#### [Exercises]
1) Reproduce verbatim the part of the article on Japanese wrestlers in WWE that opens with the words containing "Figures such as" and closes with "like ‘american values’.".
2) In the article on Japanese wrestlers in WWE, how many times did Yokozuna win the WWF World Heavyweight Championship?

[Start of Selected extract]

Their recent Royal Rumble performances are a good sign for Japanese representation in Vince McMahon’s Promotion
I was watching the 2018 Royal Rumble in a bar when it happened. Two native Japanese wrestlers shot to the top of the pecking order with respective wins in the two Royal Rumble matches that night. Those two wrestlers are Shinsuke Nakamura and Asuka- a glimpse of hope that maybe, just maybe, WWE will try and rectify their years of poor representation of superstars of Japanese descent.
Now I’ve A) watched WWE long enough and B) seen enough of WWE’s historical documentaries to know that their representation of Japanese wrestlers isn’t the best. The WWE’s relationship with Japanese stars started off reasonably in the 1980’s with various great Japanese wrestlers visiting ,the then, WWF. Wrestlers such as Antonio Inoki, Tiger Mask, Genichiro Tenryu, Bull Nakano and the Jumping Bomb Angels all made appearances to varying degrees of success that never truly went beyond minor title wins. But it all went downhill around the 1990’s. Many talented Japanese wrestlers were part of the roster throughout the New Generation and Attitude eras, but they all either did very little, weren’t actually Japanese or were saddled with racist caricatures as gimmicks or storylines.
Figures such as Ultimo Dragon and Great Sasuke all appeared in the brief Cruiserweight/Light Heavyweight division garnering some popularity, but never really exploded into the main event scene. Then there’s Yokozuna, real name Rodney Agatupu Anoaʻi. Yokozuna was indeed billed as being from Polynesia, however, his name,costume and the fact that his manager carried around a Japanese flag, suggested that the WWE was saying he was Japanese. Yes, Yokozuna did win the WWF World Heavyweight Championship twice. But not only was he not actually Japanese, but he also portrayed a stereotypical farce of a Japanese person and inhabited the ‘Foreign Heel’ gimmick, a practice with a history of foreign (or billed as being foreign) wrestlers were villains simply because they were not from America and did not like ‘american values’.

[End of Selected extract]
[Start of Material shown]

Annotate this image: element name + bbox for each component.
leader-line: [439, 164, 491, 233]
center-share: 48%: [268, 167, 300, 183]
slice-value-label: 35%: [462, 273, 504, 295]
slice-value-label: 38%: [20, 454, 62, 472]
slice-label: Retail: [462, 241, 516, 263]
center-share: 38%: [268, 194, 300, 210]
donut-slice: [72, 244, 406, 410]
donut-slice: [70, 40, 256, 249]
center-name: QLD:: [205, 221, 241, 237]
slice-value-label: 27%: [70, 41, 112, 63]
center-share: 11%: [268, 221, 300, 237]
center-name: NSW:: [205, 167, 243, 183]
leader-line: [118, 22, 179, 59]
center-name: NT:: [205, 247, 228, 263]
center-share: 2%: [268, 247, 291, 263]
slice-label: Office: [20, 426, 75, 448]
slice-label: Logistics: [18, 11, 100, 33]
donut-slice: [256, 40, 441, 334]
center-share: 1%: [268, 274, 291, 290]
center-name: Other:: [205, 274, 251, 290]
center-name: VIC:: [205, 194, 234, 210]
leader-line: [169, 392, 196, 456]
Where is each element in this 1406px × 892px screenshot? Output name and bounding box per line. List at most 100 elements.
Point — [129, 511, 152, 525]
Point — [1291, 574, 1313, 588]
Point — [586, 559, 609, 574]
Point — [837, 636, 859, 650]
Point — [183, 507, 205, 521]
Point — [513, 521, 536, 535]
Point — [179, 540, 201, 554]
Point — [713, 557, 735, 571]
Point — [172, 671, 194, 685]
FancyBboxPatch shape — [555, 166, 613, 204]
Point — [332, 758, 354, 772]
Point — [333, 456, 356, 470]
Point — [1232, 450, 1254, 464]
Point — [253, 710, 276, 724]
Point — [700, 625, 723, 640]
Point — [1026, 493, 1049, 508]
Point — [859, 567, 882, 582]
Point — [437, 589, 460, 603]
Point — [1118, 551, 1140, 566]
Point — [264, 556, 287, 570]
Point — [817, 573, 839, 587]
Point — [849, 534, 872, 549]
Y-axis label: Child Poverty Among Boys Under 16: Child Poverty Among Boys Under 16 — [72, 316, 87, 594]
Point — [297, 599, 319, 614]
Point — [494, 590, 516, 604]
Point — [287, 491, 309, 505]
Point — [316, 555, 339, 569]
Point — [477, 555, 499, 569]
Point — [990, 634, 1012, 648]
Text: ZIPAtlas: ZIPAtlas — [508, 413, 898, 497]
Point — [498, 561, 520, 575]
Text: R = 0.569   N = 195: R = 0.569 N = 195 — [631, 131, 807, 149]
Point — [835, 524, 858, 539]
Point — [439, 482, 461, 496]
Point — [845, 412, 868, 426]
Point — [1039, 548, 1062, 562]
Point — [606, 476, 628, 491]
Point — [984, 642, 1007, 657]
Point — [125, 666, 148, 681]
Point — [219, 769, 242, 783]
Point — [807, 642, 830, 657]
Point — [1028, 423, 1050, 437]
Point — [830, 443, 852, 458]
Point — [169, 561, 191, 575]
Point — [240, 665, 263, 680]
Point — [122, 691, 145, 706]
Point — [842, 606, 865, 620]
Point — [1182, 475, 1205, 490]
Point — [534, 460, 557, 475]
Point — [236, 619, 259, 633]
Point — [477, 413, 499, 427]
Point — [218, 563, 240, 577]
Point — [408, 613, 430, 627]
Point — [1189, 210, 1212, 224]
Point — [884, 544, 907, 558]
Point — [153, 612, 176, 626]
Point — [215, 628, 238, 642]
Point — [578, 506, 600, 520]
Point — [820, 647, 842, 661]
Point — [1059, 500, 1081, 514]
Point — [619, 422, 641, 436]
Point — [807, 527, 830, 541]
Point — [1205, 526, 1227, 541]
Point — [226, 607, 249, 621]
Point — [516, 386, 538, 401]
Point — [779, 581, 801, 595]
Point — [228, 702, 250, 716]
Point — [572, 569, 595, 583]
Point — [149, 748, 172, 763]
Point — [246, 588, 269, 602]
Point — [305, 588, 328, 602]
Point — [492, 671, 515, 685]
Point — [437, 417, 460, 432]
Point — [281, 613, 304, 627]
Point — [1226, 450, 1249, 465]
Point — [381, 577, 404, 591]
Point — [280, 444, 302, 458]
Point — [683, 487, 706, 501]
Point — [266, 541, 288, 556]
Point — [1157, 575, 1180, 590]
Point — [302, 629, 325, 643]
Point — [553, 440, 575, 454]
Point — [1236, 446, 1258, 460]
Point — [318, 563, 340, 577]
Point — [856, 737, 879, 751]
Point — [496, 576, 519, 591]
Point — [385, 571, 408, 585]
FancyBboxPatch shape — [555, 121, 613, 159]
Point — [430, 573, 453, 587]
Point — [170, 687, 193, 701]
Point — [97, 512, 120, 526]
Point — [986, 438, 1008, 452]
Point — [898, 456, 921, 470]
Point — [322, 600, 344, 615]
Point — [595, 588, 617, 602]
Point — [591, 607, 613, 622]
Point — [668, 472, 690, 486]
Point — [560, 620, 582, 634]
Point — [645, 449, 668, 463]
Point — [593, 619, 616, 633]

[End of Material shown]

#### [Solved tasks]
1)
Figures such as Ultimo Dragon and Great Sasuke all appeared in the brief Cruiserweight/Light Heavyweight division garnering some popularity, but never really exploded into the main event scene. Then there’s Yokozuna, real name Rodney Agatupu Anoaʻi. Yokozuna was indeed billed as being from Polynesia, however, his name,costume and the fact that his manager carried around a Japanese flag, suggested that the WWE was saying he was Japanese. Yes, Yokozuna did win the WWF World Heavyweight Championship twice. But not only was he not actually Japanese, but he also portrayed a stereotypical farce of a Japanese person and inhabited the ‘Foreign Heel’ gimmick, a practice with a history of foreign (or billed as being foreign) wrestlers were villains simply because they were not from America and did not like ‘american values’.

2) Twice.